### What is needed
What is the number of lines containing the word "goed"? Please answer with that number and nothing more.

(Data listing)
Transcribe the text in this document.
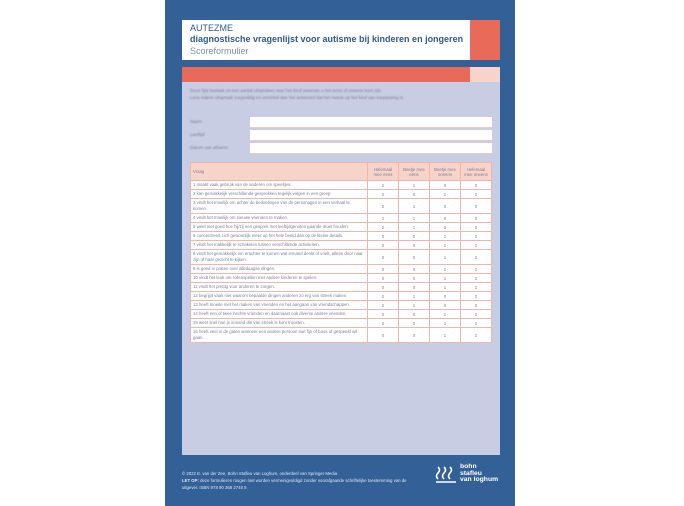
AUTEZME
diagnostische vragenlijst voor autisme bij kinderen en jongeren
Scoreformulier
Deze lijst bestaat uit een aantal uitspraken over het kind waarvan u het eens of oneens kunt zijn.
Lees iedere uitspraak zorgvuldig en omcirkel dan het antwoord dat het meest op het kind van toepassing is.
Naam
Leeftijd
Datum van afname
Vraag	Helemaal mee eens	Beetje mee eens	Beetje mee oneens	Helemaal mee oneens
1 maakt vaak gebruik van de anderen om speeltjes.	2	1	0	0
2 kan gemakkelijk verschillende gesprekken tegelijk volgen in een groep.	0	0	1	2
3 vindt het moeilijk om achter de bedoelingen van de personages in een verhaal te komen.	2	1	0	0
4 vindt het moeilijk om nieuwe vrienden te maken.	2	1	0	0
5 weet niet goed hoe hij/zij een gesprek met leeftijdgenoten gaande moet houden.	2	1	0	0
6 concentreert zich gewoonlijk meer op het hele beeld dan op de kleine details.	0	0	1	2
7 vindt het makkelijk te schakelen tussen verschillende activiteiten.	0	0	1	2
8 vindt het gemakkelijk om erachter te komen wat iemand denkt of voelt, alleen door naar zijn of haar gezicht te kijken.	0	0	1	2
9 is goed in praten over alledaagse dingen.	0	0	1	2
10 vindt het leuk om rollenspellen met andere kinderen te spelen.	0	0	1	2
11 vindt het prettig voor anderen te zorgen.	0	0	1	2
12 begrijpt vaak niet waarom bepaalde dingen anderen zo erg van streek maken.	2	1	0	0
13 heeft moeite met het maken van vrienden en het aangaan van vriendschappen.	2	1	0	0
14 heeft een of twee hechte vrienden en daarnaast ook diverse andere vrienden.	0	0	1	2
15 weet snel hoe je iemand die van streek is kunt troosten.	0	0	1	2
16 heeft veel in de gaten wanneer een andere persoon niet fijn of boos of gespeeld wil gaan.	0	0	1	2
© 2022 E. van der Zee, Bohn Stafleu van Loghum, onderdeel van Springer Media
LET OP: deze formulieren mogen niet worden vermenigvuldigd zonder voorafgaande schriftelijke toestemming van de uitgever. ISBN 978 90 368 2748 5
bohn
stafleu
van loghum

### Solution for this problem
2